▼▼▼

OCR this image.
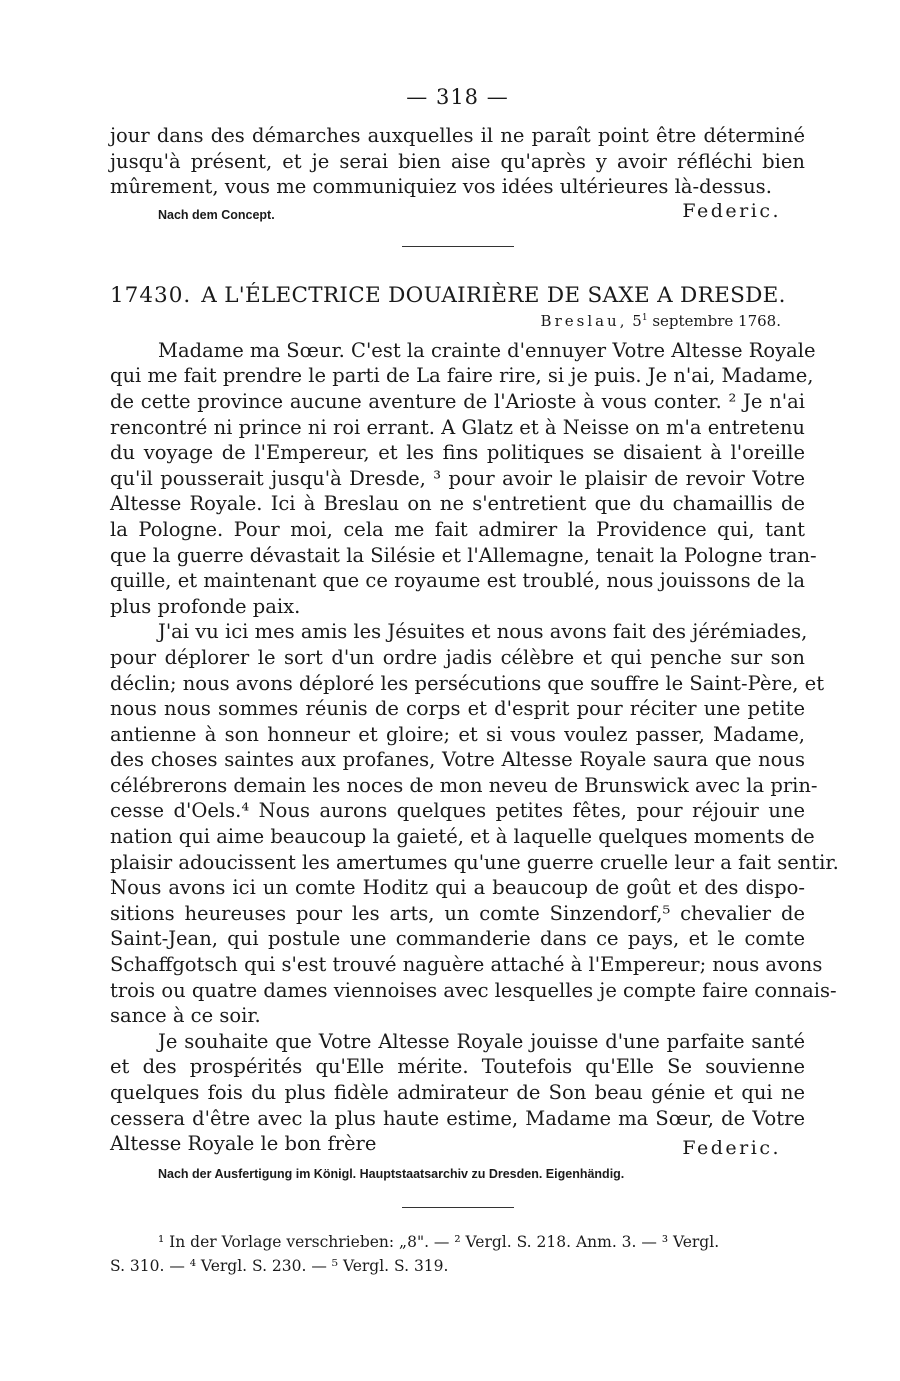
— 318 —
jour dans des démarches auxquelles il ne paraît point être déterminé
jusqu'à présent, et je serai bien aise qu'après y avoir réfléchi bien
mûrement, vous me communiquiez vos idées ultérieures là-dessus.
Nach dem Concept.	Federic.
17430. A L'ÉLECTRICE DOUAIRIÈRE DE SAXE A DRESDE.
Breslau, $5^1$ septembre 1768.
Madame ma Sœur. C'est la crainte d'ennuyer Votre Altesse Royale
qui me fait prendre le parti de La faire rire, si je puis. Je n'ai, Madame,
de cette province aucune aventure de l'Arioste à vous conter. ² Je n'ai
rencontré ni prince ni roi errant. A Glatz et à Neisse on m'a entretenu
du voyage de l'Empereur, et les fins politiques se disaient à l'oreille
qu'il pousserait jusqu'à Dresde, ³ pour avoir le plaisir de revoir Votre
Altesse Royale. Ici à Breslau on ne s'entretient que du chamaillis de
la Pologne. Pour moi, cela me fait admirer la Providence qui, tant
que la guerre dévastait la Silésie et l'Allemagne, tenait la Pologne tran-
quille, et maintenant que ce royaume est troublé, nous jouissons de la
plus profonde paix.
J'ai vu ici mes amis les Jésuites et nous avons fait des jérémiades,
pour déplorer le sort d'un ordre jadis célèbre et qui penche sur son
déclin; nous avons déploré les persécutions que souffre le Saint-Père, et
nous nous sommes réunis de corps et d'esprit pour réciter une petite
antienne à son honneur et gloire; et si vous voulez passer, Madame,
des choses saintes aux profanes, Votre Altesse Royale saura que nous
célébrerons demain les noces de mon neveu de Brunswick avec la prin-
cesse d'Oels.⁴ Nous aurons quelques petites fêtes, pour réjouir une
nation qui aime beaucoup la gaieté, et à laquelle quelques moments de
plaisir adoucissent les amertumes qu'une guerre cruelle leur a fait sentir.
Nous avons ici un comte Hoditz qui a beaucoup de goût et des dispo-
sitions heureuses pour les arts, un comte Sinzendorf,⁵ chevalier de
Saint-Jean, qui postule une commanderie dans ce pays, et le comte
Schaffgotsch qui s'est trouvé naguère attaché à l'Empereur; nous avons
trois ou quatre dames viennoises avec lesquelles je compte faire connais-
sance à ce soir.
Je souhaite que Votre Altesse Royale jouisse d'une parfaite santé
et des prospérités qu'Elle mérite. Toutefois qu'Elle Se souvienne
quelques fois du plus fidèle admirateur de Son beau génie et qui ne
cessera d'être avec la plus haute estime, Madame ma Sœur, de Votre
Altesse Royale le bon frère	Federic.
Nach der Ausfertigung im Königl. Hauptstaatsarchiv zu Dresden. Eigenhändig.
¹ In der Vorlage verschrieben: „8". — ² Vergl. S. 218. Anm. 3. — ³ Vergl.
S. 310. — ⁴ Vergl. S. 230. — ⁵ Vergl. S. 319.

▲▲▲

- [Problem]:
Look for the word "plus" in every line of the listing and copy the lines that have it.

- [Expected output]:
plus profonde paix.
quelques fois du plus fidèle admirateur de Son beau génie et qui ne
cessera d'être avec la plus haute estime, Madame ma Sœur, de Votre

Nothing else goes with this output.